__TASK__.
Print every record below exactly as written.

== EXCERPTED RECORDS ==

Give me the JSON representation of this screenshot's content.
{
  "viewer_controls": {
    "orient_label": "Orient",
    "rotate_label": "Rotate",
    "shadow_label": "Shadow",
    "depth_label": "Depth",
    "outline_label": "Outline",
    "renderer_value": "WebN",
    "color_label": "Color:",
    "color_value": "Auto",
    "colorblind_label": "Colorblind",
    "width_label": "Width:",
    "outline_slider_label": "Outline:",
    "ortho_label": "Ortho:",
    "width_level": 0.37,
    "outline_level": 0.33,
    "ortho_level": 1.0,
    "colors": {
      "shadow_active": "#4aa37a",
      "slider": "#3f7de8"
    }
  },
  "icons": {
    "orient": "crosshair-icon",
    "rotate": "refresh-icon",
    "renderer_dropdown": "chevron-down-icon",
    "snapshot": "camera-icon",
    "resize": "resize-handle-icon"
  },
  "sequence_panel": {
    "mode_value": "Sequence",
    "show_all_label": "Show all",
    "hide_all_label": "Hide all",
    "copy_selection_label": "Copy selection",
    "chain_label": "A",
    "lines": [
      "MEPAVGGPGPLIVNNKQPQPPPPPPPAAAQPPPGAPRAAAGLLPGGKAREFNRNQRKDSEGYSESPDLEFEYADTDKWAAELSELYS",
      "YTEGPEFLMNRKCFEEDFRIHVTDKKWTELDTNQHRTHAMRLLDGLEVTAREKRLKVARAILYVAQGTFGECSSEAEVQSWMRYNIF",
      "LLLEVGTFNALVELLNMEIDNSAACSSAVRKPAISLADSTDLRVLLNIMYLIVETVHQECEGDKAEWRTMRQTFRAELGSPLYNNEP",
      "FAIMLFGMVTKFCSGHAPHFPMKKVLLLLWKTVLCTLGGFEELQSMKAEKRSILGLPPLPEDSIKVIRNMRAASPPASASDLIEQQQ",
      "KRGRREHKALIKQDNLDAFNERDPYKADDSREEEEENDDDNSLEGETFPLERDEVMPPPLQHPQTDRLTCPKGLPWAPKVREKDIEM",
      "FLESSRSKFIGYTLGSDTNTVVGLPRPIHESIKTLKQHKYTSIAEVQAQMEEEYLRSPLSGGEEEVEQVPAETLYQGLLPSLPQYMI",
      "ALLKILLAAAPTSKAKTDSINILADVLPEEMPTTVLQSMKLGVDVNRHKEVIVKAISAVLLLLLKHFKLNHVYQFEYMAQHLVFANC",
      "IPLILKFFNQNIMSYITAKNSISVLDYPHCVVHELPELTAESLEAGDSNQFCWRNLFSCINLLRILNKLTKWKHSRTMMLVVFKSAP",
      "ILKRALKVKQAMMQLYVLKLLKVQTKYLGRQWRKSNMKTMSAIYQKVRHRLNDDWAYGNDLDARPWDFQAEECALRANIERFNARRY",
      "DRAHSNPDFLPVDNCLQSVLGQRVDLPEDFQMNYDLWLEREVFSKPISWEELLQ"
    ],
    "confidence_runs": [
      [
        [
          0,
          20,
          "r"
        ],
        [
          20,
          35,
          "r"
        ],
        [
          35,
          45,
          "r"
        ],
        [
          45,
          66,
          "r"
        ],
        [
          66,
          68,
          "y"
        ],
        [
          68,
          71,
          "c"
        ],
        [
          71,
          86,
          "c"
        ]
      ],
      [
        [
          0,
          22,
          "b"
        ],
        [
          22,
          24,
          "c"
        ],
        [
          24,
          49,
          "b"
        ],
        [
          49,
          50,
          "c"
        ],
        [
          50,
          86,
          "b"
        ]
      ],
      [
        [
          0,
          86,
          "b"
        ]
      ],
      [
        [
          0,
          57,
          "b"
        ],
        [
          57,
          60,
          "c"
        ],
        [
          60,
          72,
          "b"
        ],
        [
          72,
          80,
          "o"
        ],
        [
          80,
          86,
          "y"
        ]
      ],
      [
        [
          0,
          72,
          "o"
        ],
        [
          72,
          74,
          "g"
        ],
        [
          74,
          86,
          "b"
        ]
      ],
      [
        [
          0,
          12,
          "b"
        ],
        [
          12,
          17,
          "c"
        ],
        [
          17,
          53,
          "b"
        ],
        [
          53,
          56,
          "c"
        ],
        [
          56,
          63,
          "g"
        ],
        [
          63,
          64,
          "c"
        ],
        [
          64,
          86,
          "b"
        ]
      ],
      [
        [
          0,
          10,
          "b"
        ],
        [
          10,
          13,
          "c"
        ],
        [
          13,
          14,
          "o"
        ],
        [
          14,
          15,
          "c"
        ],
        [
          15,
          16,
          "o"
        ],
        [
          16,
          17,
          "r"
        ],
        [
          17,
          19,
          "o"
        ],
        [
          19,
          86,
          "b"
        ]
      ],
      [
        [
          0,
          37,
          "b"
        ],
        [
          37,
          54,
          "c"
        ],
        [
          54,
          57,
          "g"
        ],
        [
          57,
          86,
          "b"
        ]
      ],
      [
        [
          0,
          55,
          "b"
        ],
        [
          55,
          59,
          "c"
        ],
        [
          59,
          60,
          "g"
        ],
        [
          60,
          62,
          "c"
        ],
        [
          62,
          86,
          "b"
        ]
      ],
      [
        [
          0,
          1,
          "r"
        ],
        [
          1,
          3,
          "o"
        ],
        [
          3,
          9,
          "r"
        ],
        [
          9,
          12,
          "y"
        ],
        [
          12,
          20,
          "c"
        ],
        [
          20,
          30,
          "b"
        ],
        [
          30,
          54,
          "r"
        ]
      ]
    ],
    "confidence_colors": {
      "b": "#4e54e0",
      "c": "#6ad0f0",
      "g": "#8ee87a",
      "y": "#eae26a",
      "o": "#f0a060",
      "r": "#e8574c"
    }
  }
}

===

__RESPONSE TO THIS TASK__.
Give me the JSON representation of this screenshot's content.
{
  "viewer_controls": {
    "orient_label": "Orient",
    "rotate_label": "Rotate",
    "shadow_label": "Shadow",
    "depth_label": "Depth",
    "outline_label": "Outline",
    "renderer_value": "WebN",
    "color_label": "Color:",
    "color_value": "Auto",
    "colorblind_label": "Colorblind",
    "width_label": "Width:",
    "outline_slider_label": "Outline:",
    "ortho_label": "Ortho:",
    "width_level": 0.37,
    "outline_level": 0.33,
    "ortho_level": 1.0,
    "colors": {
      "shadow_active": "#4aa37a",
      "slider": "#3f7de8"
    }
  },
  "icons": {
    "orient": "crosshair-icon",
    "rotate": "refresh-icon",
    "renderer_dropdown": "chevron-down-icon",
    "snapshot": "camera-icon",
    "resize": "resize-handle-icon"
  },
  "sequence_panel": {
    "mode_value": "Sequence",
    "show_all_label": "Show all",
    "hide_all_label": "Hide all",
    "copy_selection_label": "Copy selection",
    "chain_label": "A",
    "lines": [
      "MEPAVGGPGPLIVNNKQPQPPPPPPPAAAQPPPGAPRAAAGLLPGGKAREFNRNQRKDSEGYSESPDLEFEYADTDKWAAELSELYS",
      "YTEGPEFLMNRKCFEEDFRIHVTDKKWTELDTNQHRTHAMRLLDGLEVTAREKRLKVARAILYVAQGTFGECSSEAEVQSWMRYNIF",
      "LLLEVGTFNALVELLNMEIDNSAACSSAVRKPAISLADSTDLRVLLNIMYLIVETVHQECEGDKAEWRTMRQTFRAELGSPLYNNEP",
      "FAIMLFGMVTKFCSGHAPHFPMKKVLLLLWKTVLCTLGGFEELQSMKAEKRSILGLPPLPEDSIKVIRNMRAASPPASASDLIEQQQ",
      "KRGRREHKALIKQDNLDAFNERDPYKADDSREEEEENDDDNSLEGETFPLERDEVMPPPLQHPQTDRLTCPKGLPWAPKVREKDIEM",
      "FLESSRSKFIGYTLGSDTNTVVGLPRPIHESIKTLKQHKYTSIAEVQAQMEEEYLRSPLSGGEEEVEQVPAETLYQGLLPSLPQYMI",
      "ALLKILLAAAPTSKAKTDSINILADVLPEEMPTTVLQSMKLGVDVNRHKEVIVKAISAVLLLLLKHFKLNHVYQFEYMAQHLVFANC",
      "IPLILKFFNQNIMSYITAKNSISVLDYPHCVVHELPELTAESLEAGDSNQFCWRNLFSCINLLRILNKLTKWKHSRTMMLVVFKSAP",
      "ILKRALKVKQAMMQLYVLKLLKVQTKYLGRQWRKSNMKTMSAIYQKVRHRLNDDWAYGNDLDARPWDFQAEECALRANIERFNARRY",
      "DRAHSNPDFLPVDNCLQSVLGQRVDLPEDFQMNYDLWLEREVFSKPISWEELLQ"
    ],
    "confidence_runs": [
      [
        [
          0,
          20,
          "r"
        ],
        [
          20,
          35,
          "r"
        ],
        [
          35,
          45,
          "r"
        ],
        [
          45,
          66,
          "r"
        ],
        [
          66,
          68,
          "y"
        ],
        [
          68,
          71,
          "c"
        ],
        [
          71,
          86,
          "c"
        ]
      ],
      [
        [
          0,
          22,
          "b"
        ],
        [
          22,
          24,
          "c"
        ],
        [
          24,
          49,
          "b"
        ],
        [
          49,
          50,
          "c"
        ],
        [
          50,
          86,
          "b"
        ]
      ],
      [
        [
          0,
          86,
          "b"
        ]
      ],
      [
        [
          0,
          57,
          "b"
        ],
        [
          57,
          60,
          "c"
        ],
        [
          60,
          72,
          "b"
        ],
        [
          72,
          80,
          "o"
        ],
        [
          80,
          86,
          "y"
        ]
      ],
      [
        [
          0,
          72,
          "o"
        ],
        [
          72,
          74,
          "g"
        ],
        [
          74,
          86,
          "b"
        ]
      ],
      [
        [
          0,
          12,
          "b"
        ],
        [
          12,
          17,
          "c"
        ],
        [
          17,
          53,
          "b"
        ],
        [
          53,
          56,
          "c"
        ],
        [
          56,
          63,
          "g"
        ],
        [
          63,
          64,
          "c"
        ],
        [
          64,
          86,
          "b"
        ]
      ],
      [
        [
          0,
          10,
          "b"
        ],
        [
          10,
          13,
          "c"
        ],
        [
          13,
          14,
          "o"
        ],
        [
          14,
          15,
          "c"
        ],
        [
          15,
          16,
          "o"
        ],
        [
          16,
          17,
          "r"
        ],
        [
          17,
          19,
          "o"
        ],
        [
          19,
          86,
          "b"
        ]
      ],
      [
        [
          0,
          37,
          "b"
        ],
        [
          37,
          54,
          "c"
        ],
        [
          54,
          57,
          "g"
        ],
        [
          57,
          86,
          "b"
        ]
      ],
      [
        [
          0,
          55,
          "b"
        ],
        [
          55,
          59,
          "c"
        ],
        [
          59,
          60,
          "g"
        ],
        [
          60,
          62,
          "c"
        ],
        [
          62,
          86,
          "b"
        ]
      ],
      [
        [
          0,
          1,
          "r"
        ],
        [
          1,
          3,
          "o"
        ],
        [
          3,
          9,
          "r"
        ],
        [
          9,
          12,
          "y"
        ],
        [
          12,
          20,
          "c"
        ],
        [
          20,
          30,
          "b"
        ],
        [
          30,
          54,
          "r"
        ]
      ]
    ],
    "confidence_colors": {
      "b": "#4e54e0",
      "c": "#6ad0f0",
      "g": "#8ee87a",
      "y": "#eae26a",
      "o": "#f0a060",
      "r": "#e8574c"
    }
  }
}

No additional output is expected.